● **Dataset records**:
___
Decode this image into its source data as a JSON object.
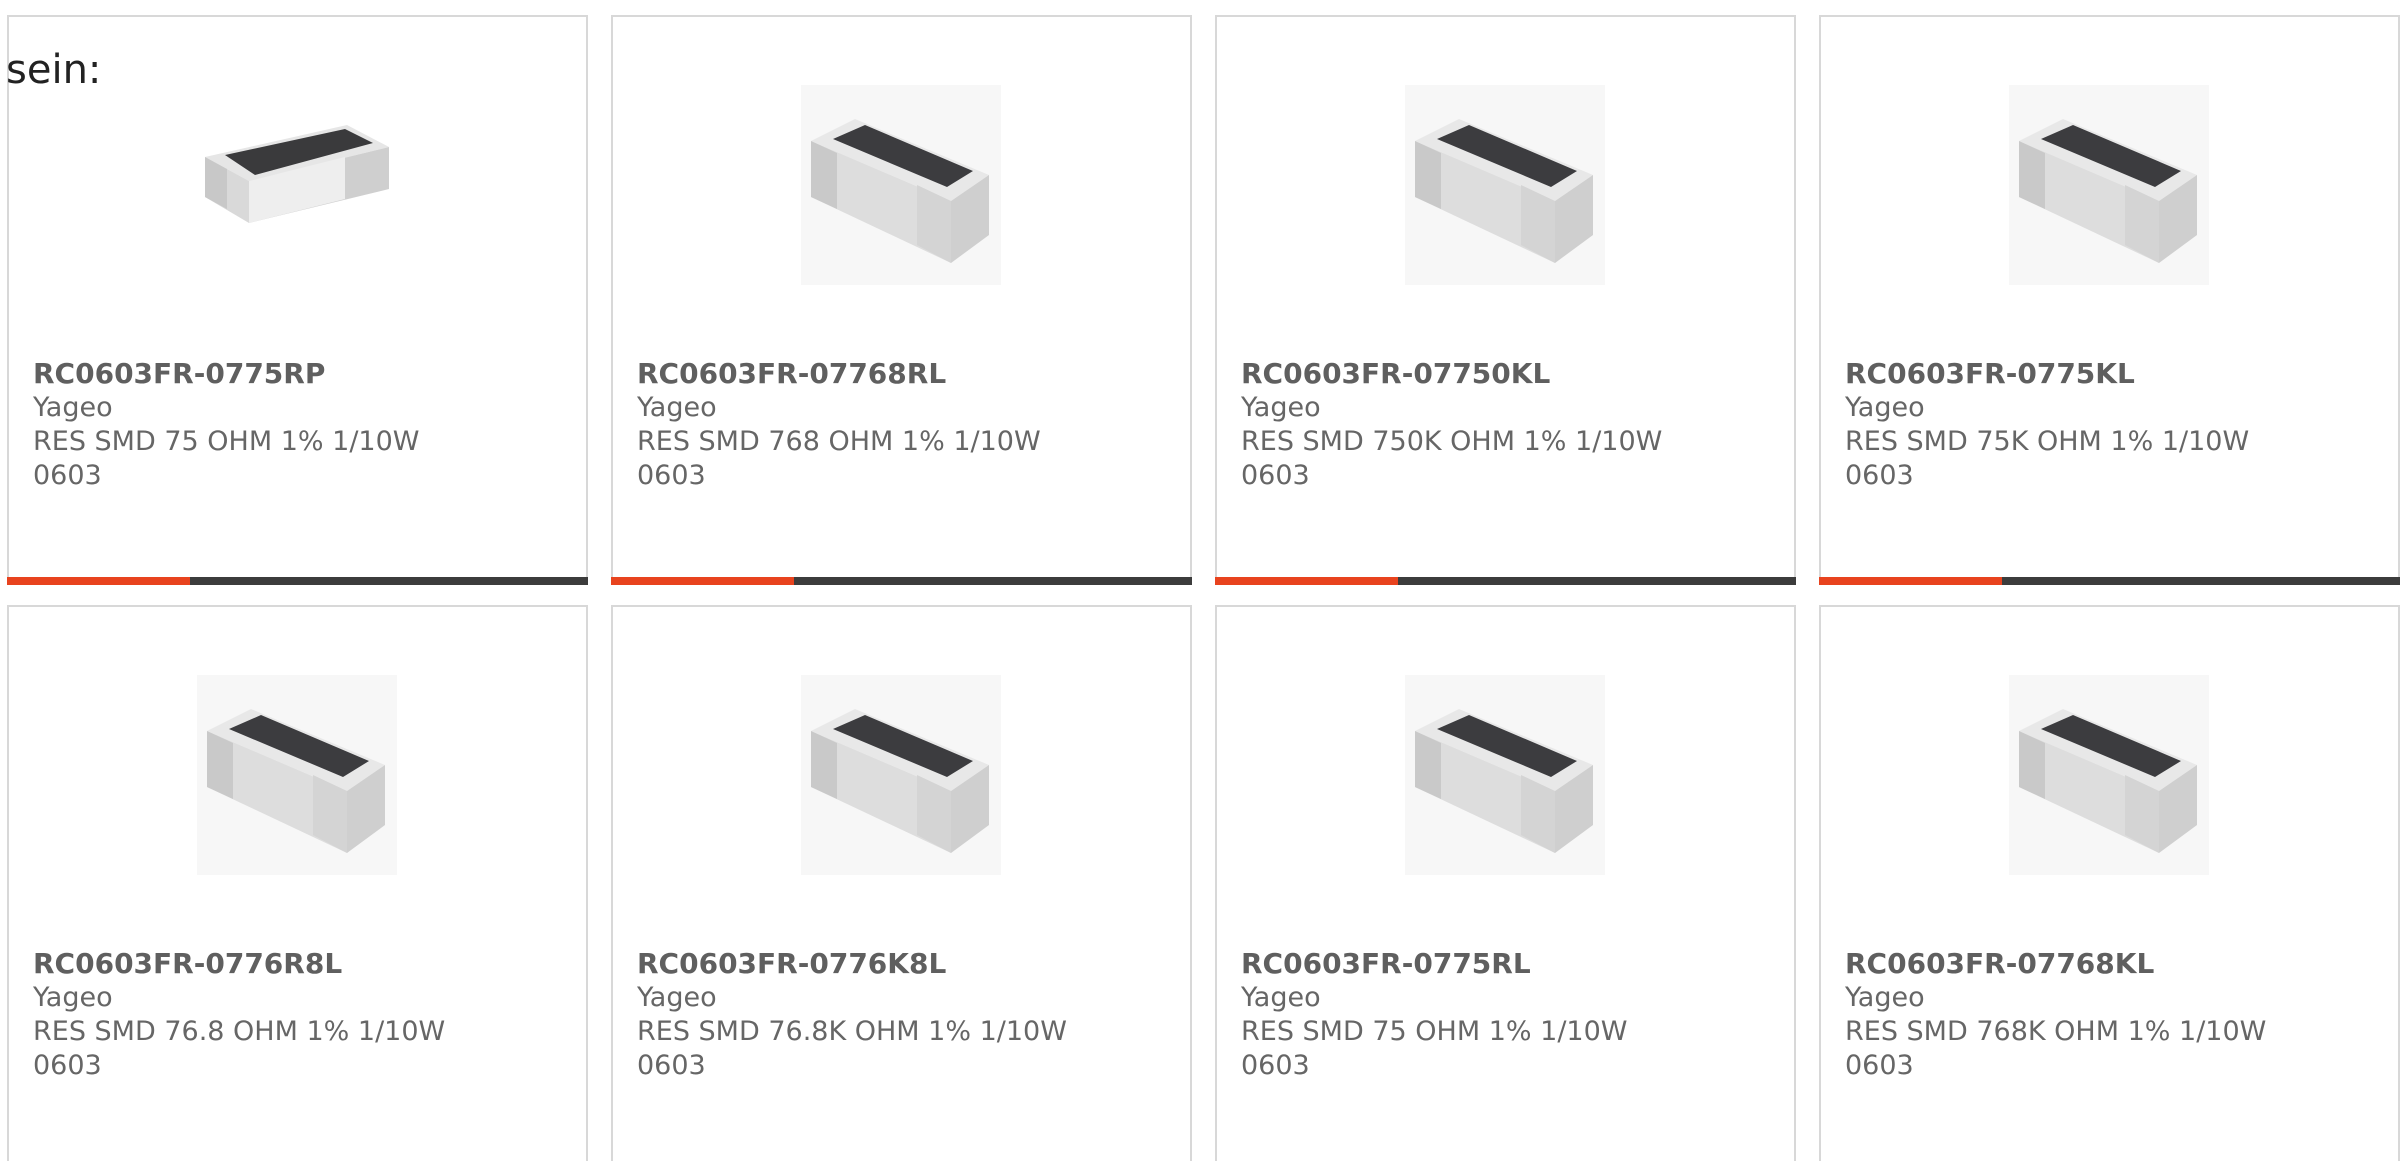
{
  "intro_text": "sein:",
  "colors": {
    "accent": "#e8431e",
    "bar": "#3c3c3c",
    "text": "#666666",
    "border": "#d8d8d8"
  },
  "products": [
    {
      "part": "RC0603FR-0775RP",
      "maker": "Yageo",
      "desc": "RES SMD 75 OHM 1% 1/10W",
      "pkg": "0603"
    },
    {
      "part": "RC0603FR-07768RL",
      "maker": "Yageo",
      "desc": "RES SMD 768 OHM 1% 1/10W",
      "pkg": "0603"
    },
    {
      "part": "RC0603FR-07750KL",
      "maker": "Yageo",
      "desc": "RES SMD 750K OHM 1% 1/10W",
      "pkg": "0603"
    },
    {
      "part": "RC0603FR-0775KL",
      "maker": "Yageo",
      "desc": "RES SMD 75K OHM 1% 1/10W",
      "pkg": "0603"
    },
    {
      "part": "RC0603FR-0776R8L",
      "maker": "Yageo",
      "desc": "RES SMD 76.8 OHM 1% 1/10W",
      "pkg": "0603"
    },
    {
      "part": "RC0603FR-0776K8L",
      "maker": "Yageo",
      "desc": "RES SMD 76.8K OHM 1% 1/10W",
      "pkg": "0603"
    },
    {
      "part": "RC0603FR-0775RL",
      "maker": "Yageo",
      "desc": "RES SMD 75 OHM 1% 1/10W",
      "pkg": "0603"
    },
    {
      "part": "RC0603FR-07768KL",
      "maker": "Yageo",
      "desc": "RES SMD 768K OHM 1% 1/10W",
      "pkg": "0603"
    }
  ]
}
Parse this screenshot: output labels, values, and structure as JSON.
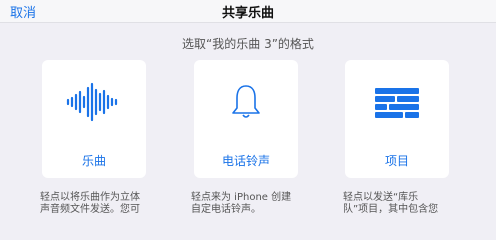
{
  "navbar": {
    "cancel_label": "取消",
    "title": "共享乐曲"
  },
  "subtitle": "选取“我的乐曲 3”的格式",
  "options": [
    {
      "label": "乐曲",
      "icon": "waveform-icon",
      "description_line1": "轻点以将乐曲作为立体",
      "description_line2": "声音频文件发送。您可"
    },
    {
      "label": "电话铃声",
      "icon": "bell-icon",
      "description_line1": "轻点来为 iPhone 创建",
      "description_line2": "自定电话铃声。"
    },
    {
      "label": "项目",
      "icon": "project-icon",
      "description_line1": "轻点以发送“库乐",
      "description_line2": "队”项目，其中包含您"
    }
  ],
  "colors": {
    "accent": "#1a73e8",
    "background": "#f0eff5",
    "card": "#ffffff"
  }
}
___
● **Written exercise**:
Your task is to repeat the material above exactly, without its pictures.

● **Exercise answer**:
Decode this image into its source data as a JSON object.
{
  "intro_text": "sein:",
  "colors": {
    "accent": "#e8431e",
    "bar": "#3c3c3c",
    "text": "#666666",
    "border": "#d8d8d8"
  },
  "products": [
    {
      "part": "RC0603FR-0775RP",
      "maker": "Yageo",
      "desc": "RES SMD 75 OHM 1% 1/10W",
      "pkg": "0603"
    },
    {
      "part": "RC0603FR-07768RL",
      "maker": "Yageo",
      "desc": "RES SMD 768 OHM 1% 1/10W",
      "pkg": "0603"
    },
    {
      "part": "RC0603FR-07750KL",
      "maker": "Yageo",
      "desc": "RES SMD 750K OHM 1% 1/10W",
      "pkg": "0603"
    },
    {
      "part": "RC0603FR-0775KL",
      "maker": "Yageo",
      "desc": "RES SMD 75K OHM 1% 1/10W",
      "pkg": "0603"
    },
    {
      "part": "RC0603FR-0776R8L",
      "maker": "Yageo",
      "desc": "RES SMD 76.8 OHM 1% 1/10W",
      "pkg": "0603"
    },
    {
      "part": "RC0603FR-0776K8L",
      "maker": "Yageo",
      "desc": "RES SMD 76.8K OHM 1% 1/10W",
      "pkg": "0603"
    },
    {
      "part": "RC0603FR-0775RL",
      "maker": "Yageo",
      "desc": "RES SMD 75 OHM 1% 1/10W",
      "pkg": "0603"
    },
    {
      "part": "RC0603FR-07768KL",
      "maker": "Yageo",
      "desc": "RES SMD 768K OHM 1% 1/10W",
      "pkg": "0603"
    }
  ]
}
Parse this screenshot: output labels, values, and structure as JSON.
{
  "navbar": {
    "cancel_label": "取消",
    "title": "共享乐曲"
  },
  "subtitle": "选取“我的乐曲 3”的格式",
  "options": [
    {
      "label": "乐曲",
      "icon": "waveform-icon",
      "description_line1": "轻点以将乐曲作为立体",
      "description_line2": "声音频文件发送。您可"
    },
    {
      "label": "电话铃声",
      "icon": "bell-icon",
      "description_line1": "轻点来为 iPhone 创建",
      "description_line2": "自定电话铃声。"
    },
    {
      "label": "项目",
      "icon": "project-icon",
      "description_line1": "轻点以发送“库乐",
      "description_line2": "队”项目，其中包含您"
    }
  ],
  "colors": {
    "accent": "#1a73e8",
    "background": "#f0eff5",
    "card": "#ffffff"
  }
}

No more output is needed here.